BEGIN ENTRIES SUPPLIED

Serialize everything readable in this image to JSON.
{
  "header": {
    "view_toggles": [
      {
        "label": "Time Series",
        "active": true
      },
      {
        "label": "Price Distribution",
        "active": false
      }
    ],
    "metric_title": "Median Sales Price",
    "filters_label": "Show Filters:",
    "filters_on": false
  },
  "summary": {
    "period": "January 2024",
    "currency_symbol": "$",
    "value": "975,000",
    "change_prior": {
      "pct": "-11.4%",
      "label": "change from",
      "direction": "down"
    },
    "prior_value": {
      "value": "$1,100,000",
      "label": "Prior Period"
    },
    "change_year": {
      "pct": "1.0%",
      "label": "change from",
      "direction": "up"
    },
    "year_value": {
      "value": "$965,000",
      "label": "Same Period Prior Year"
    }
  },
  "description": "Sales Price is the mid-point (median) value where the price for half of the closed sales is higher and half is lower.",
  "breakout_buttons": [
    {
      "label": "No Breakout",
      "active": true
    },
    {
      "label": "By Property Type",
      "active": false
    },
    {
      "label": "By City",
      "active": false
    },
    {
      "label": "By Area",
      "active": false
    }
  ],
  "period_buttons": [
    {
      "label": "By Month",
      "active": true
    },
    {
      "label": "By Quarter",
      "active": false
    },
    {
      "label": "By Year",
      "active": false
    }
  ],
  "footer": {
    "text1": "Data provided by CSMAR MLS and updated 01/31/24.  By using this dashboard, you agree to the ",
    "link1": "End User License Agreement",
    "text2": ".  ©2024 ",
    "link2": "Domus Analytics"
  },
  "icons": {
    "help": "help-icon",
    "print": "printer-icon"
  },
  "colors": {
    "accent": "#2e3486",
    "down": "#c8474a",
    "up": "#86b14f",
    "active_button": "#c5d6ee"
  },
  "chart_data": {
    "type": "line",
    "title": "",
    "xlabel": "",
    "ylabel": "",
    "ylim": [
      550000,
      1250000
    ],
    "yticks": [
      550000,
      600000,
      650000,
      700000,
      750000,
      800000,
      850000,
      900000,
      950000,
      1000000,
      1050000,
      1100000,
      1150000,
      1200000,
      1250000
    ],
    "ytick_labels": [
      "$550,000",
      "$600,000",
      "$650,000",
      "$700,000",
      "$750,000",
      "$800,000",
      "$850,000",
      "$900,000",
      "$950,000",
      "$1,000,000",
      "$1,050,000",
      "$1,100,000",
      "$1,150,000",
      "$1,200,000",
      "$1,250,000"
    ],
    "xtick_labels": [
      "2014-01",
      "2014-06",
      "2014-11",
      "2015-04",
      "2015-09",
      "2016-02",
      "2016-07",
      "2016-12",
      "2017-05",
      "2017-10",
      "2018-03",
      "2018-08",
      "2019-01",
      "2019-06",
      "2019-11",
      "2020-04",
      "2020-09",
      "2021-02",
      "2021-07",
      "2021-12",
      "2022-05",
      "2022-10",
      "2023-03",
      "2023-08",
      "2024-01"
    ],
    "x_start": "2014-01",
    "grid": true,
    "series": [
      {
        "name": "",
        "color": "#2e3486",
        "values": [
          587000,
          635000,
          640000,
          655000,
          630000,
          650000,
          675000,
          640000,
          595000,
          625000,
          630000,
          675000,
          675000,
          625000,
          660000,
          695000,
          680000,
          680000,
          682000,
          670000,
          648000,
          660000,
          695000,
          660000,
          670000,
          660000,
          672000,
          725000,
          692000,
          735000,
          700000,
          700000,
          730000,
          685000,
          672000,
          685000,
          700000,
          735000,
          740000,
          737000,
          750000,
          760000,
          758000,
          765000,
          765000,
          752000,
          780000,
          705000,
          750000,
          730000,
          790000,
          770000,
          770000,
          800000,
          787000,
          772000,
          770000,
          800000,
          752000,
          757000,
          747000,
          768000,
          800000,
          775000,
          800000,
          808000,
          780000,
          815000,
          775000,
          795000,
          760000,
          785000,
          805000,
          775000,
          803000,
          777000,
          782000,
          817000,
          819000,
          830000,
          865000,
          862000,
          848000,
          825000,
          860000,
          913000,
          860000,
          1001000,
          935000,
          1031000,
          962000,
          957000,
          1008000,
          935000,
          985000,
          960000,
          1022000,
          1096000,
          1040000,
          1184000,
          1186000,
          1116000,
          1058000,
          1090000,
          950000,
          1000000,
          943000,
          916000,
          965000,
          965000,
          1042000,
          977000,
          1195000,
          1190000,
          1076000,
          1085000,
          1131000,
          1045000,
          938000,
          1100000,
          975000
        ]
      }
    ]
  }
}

END ENTRIES SUPPLIED

**REQUEST**:
Reproduce the material above exactly; please quote every line of it.

**FINISHED EXERCISE**:
Serialize everything readable in this image to JSON.
{
  "header": {
    "view_toggles": [
      {
        "label": "Time Series",
        "active": true
      },
      {
        "label": "Price Distribution",
        "active": false
      }
    ],
    "metric_title": "Median Sales Price",
    "filters_label": "Show Filters:",
    "filters_on": false
  },
  "summary": {
    "period": "January 2024",
    "currency_symbol": "$",
    "value": "975,000",
    "change_prior": {
      "pct": "-11.4%",
      "label": "change from",
      "direction": "down"
    },
    "prior_value": {
      "value": "$1,100,000",
      "label": "Prior Period"
    },
    "change_year": {
      "pct": "1.0%",
      "label": "change from",
      "direction": "up"
    },
    "year_value": {
      "value": "$965,000",
      "label": "Same Period Prior Year"
    }
  },
  "description": "Sales Price is the mid-point (median) value where the price for half of the closed sales is higher and half is lower.",
  "breakout_buttons": [
    {
      "label": "No Breakout",
      "active": true
    },
    {
      "label": "By Property Type",
      "active": false
    },
    {
      "label": "By City",
      "active": false
    },
    {
      "label": "By Area",
      "active": false
    }
  ],
  "period_buttons": [
    {
      "label": "By Month",
      "active": true
    },
    {
      "label": "By Quarter",
      "active": false
    },
    {
      "label": "By Year",
      "active": false
    }
  ],
  "footer": {
    "text1": "Data provided by CSMAR MLS and updated 01/31/24.  By using this dashboard, you agree to the ",
    "link1": "End User License Agreement",
    "text2": ".  ©2024 ",
    "link2": "Domus Analytics"
  },
  "icons": {
    "help": "help-icon",
    "print": "printer-icon"
  },
  "colors": {
    "accent": "#2e3486",
    "down": "#c8474a",
    "up": "#86b14f",
    "active_button": "#c5d6ee"
  },
  "chart_data": {
    "type": "line",
    "title": "",
    "xlabel": "",
    "ylabel": "",
    "ylim": [
      550000,
      1250000
    ],
    "yticks": [
      550000,
      600000,
      650000,
      700000,
      750000,
      800000,
      850000,
      900000,
      950000,
      1000000,
      1050000,
      1100000,
      1150000,
      1200000,
      1250000
    ],
    "ytick_labels": [
      "$550,000",
      "$600,000",
      "$650,000",
      "$700,000",
      "$750,000",
      "$800,000",
      "$850,000",
      "$900,000",
      "$950,000",
      "$1,000,000",
      "$1,050,000",
      "$1,100,000",
      "$1,150,000",
      "$1,200,000",
      "$1,250,000"
    ],
    "xtick_labels": [
      "2014-01",
      "2014-06",
      "2014-11",
      "2015-04",
      "2015-09",
      "2016-02",
      "2016-07",
      "2016-12",
      "2017-05",
      "2017-10",
      "2018-03",
      "2018-08",
      "2019-01",
      "2019-06",
      "2019-11",
      "2020-04",
      "2020-09",
      "2021-02",
      "2021-07",
      "2021-12",
      "2022-05",
      "2022-10",
      "2023-03",
      "2023-08",
      "2024-01"
    ],
    "x_start": "2014-01",
    "grid": true,
    "series": [
      {
        "name": "",
        "color": "#2e3486",
        "values": [
          587000,
          635000,
          640000,
          655000,
          630000,
          650000,
          675000,
          640000,
          595000,
          625000,
          630000,
          675000,
          675000,
          625000,
          660000,
          695000,
          680000,
          680000,
          682000,
          670000,
          648000,
          660000,
          695000,
          660000,
          670000,
          660000,
          672000,
          725000,
          692000,
          735000,
          700000,
          700000,
          730000,
          685000,
          672000,
          685000,
          700000,
          735000,
          740000,
          737000,
          750000,
          760000,
          758000,
          765000,
          765000,
          752000,
          780000,
          705000,
          750000,
          730000,
          790000,
          770000,
          770000,
          800000,
          787000,
          772000,
          770000,
          800000,
          752000,
          757000,
          747000,
          768000,
          800000,
          775000,
          800000,
          808000,
          780000,
          815000,
          775000,
          795000,
          760000,
          785000,
          805000,
          775000,
          803000,
          777000,
          782000,
          817000,
          819000,
          830000,
          865000,
          862000,
          848000,
          825000,
          860000,
          913000,
          860000,
          1001000,
          935000,
          1031000,
          962000,
          957000,
          1008000,
          935000,
          985000,
          960000,
          1022000,
          1096000,
          1040000,
          1184000,
          1186000,
          1116000,
          1058000,
          1090000,
          950000,
          1000000,
          943000,
          916000,
          965000,
          965000,
          1042000,
          977000,
          1195000,
          1190000,
          1076000,
          1085000,
          1131000,
          1045000,
          938000,
          1100000,
          975000
        ]
      }
    ]
  }
}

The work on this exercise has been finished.